• _DATASET CONTENT_:
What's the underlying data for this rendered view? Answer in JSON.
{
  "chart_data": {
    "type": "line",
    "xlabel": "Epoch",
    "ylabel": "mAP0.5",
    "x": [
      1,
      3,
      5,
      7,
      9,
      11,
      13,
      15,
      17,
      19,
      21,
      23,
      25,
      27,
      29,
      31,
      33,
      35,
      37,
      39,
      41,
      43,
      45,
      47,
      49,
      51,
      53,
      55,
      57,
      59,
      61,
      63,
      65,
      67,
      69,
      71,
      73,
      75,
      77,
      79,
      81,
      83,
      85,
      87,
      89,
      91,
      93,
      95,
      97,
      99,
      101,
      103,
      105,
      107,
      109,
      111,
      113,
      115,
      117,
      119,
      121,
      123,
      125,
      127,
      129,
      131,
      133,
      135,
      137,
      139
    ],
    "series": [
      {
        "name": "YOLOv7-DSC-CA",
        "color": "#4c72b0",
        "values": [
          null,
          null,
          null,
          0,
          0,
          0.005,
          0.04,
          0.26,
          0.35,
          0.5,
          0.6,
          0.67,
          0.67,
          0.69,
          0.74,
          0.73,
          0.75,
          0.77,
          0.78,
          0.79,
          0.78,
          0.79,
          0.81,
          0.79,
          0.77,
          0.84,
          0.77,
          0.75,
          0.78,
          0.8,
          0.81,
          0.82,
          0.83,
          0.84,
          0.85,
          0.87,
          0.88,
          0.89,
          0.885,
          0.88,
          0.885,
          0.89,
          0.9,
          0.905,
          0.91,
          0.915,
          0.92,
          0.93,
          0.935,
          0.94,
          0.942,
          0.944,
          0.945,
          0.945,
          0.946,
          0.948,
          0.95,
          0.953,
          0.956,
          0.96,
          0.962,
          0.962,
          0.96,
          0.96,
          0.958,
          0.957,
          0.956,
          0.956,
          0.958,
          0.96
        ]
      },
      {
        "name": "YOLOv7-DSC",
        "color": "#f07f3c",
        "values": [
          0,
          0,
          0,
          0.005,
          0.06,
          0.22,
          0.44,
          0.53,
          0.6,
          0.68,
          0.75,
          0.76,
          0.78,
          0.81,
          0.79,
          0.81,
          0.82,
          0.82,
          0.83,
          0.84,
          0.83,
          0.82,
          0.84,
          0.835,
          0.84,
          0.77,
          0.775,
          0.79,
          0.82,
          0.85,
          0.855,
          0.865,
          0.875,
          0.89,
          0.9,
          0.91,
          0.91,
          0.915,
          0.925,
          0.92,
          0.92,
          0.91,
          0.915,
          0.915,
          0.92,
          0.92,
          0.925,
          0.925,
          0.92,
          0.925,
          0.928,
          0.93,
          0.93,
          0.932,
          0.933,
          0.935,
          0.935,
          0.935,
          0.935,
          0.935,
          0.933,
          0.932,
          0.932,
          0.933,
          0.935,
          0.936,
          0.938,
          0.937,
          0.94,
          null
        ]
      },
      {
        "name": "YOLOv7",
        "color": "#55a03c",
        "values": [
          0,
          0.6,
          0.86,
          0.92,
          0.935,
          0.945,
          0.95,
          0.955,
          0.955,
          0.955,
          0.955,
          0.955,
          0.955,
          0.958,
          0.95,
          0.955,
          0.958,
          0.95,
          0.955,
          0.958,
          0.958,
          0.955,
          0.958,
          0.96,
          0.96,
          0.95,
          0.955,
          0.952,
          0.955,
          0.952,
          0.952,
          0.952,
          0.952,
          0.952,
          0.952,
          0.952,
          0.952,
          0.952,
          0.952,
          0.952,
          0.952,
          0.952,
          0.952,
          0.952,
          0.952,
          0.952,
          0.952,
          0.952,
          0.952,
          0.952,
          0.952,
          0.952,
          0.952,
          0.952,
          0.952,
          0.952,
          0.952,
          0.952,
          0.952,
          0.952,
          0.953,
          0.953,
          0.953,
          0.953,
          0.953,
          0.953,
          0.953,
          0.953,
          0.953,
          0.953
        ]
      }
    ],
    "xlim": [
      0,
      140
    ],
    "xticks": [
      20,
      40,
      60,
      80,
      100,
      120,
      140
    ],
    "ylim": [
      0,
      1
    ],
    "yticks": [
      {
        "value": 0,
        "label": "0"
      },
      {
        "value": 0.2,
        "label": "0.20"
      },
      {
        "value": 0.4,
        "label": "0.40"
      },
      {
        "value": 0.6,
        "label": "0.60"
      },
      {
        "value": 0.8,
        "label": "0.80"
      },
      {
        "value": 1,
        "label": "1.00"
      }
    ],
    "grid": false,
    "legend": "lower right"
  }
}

• _EXERCISE DETAILS_: Which lines in the records above contain the string "color"? Copy each one.

• _RESPONSE TO THE EXERCISE_:
        "color": "#4c72b0",
        "color": "#f07f3c",
        "color": "#55a03c",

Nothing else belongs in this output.